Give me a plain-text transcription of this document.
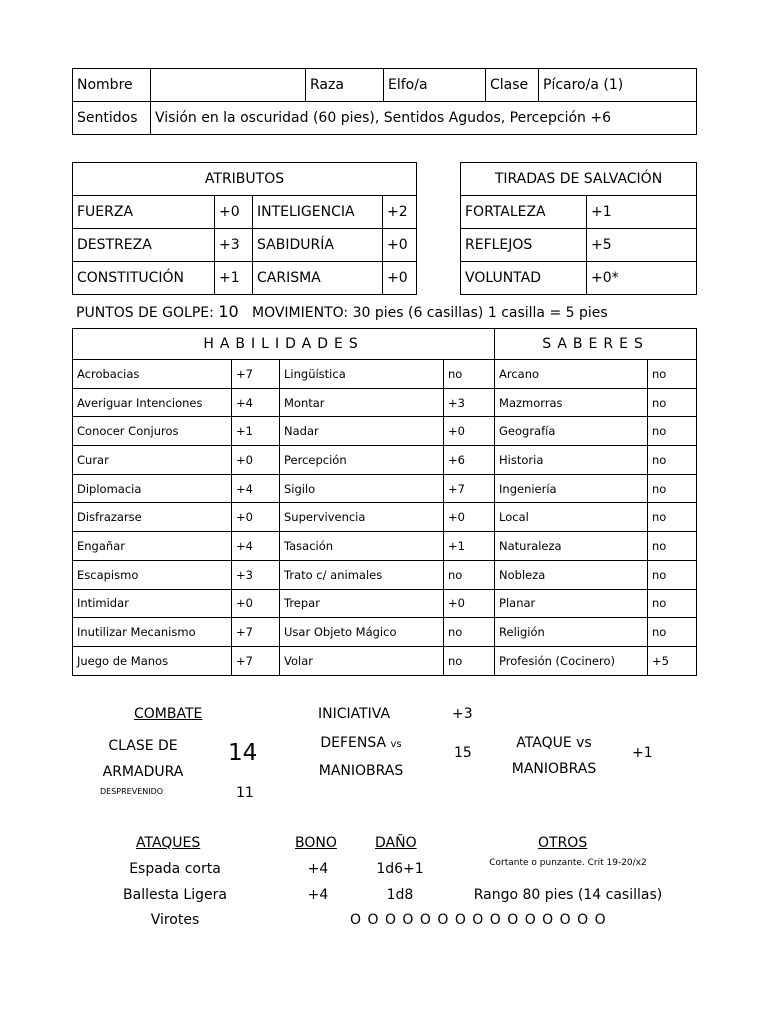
Nombre		Raza	Elfo/a	Clase	Pícaro/a (1)
Sentidos	Visión en la oscuridad (60 pies), Sentidos Agudos, Percepción +6				
ATRIBUTOS			
FUERZA	+0	INTELIGENCIA	+2
DESTREZA	+3	SABIDURÍA	+0
CONSTITUCIÓN	+1	CARISMA	+0
TIRADAS DE SALVACIÓN	
FORTALEZA	+1
REFLEJOS	+5
VOLUNTAD	+0*
PUNTOS DE GOLPE: 10 MOVIMIENTO: 30 pies (6 casillas) 1 casilla = 5 pies
HABILIDADES				SABERES	
Acrobacias	+7	Lingüística	no	Arcano	no
Averiguar Intenciones	+4	Montar	+3	Mazmorras	no
Conocer Conjuros	+1	Nadar	+0	Geografía	no
Curar	+0	Percepción	+6	Historia	no
Diplomacia	+4	Sigilo	+7	Ingeniería	no
Disfrazarse	+0	Supervivencia	+0	Local	no
Engañar	+4	Tasación	+1	Naturaleza	no
Escapismo	+3	Trato c/ animales	no	Nobleza	no
Intimidar	+0	Trepar	+0	Planar	no
Inutilizar Mecanismo	+7	Usar Objeto Mágico	no	Religión	no
Juego de Manos	+7	Volar	no	Profesión (Cocinero)	+5
COMBATE
CLASE DE
ARMADURA
14
DESPREVENIDO	11
INICIATIVA	+3
DEFENSA vs
MANIOBRAS
15
ATAQUE vs
MANIOBRAS
+1
ATAQUES	BONO	DAÑO	OTROS
Espada corta	+4	1d6+1	Cortante o punzante. Crit 19-20/x2
Ballesta Ligera	+4	1d8	Rango 80 pies (14 casillas)
Virotes	O O O O O O O O O O O O O O O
+---+
__REQUIREMENTS__.
Report only a number: how many lines in the material above contain the string "Percepción".

__WORKED ANSWER__.
2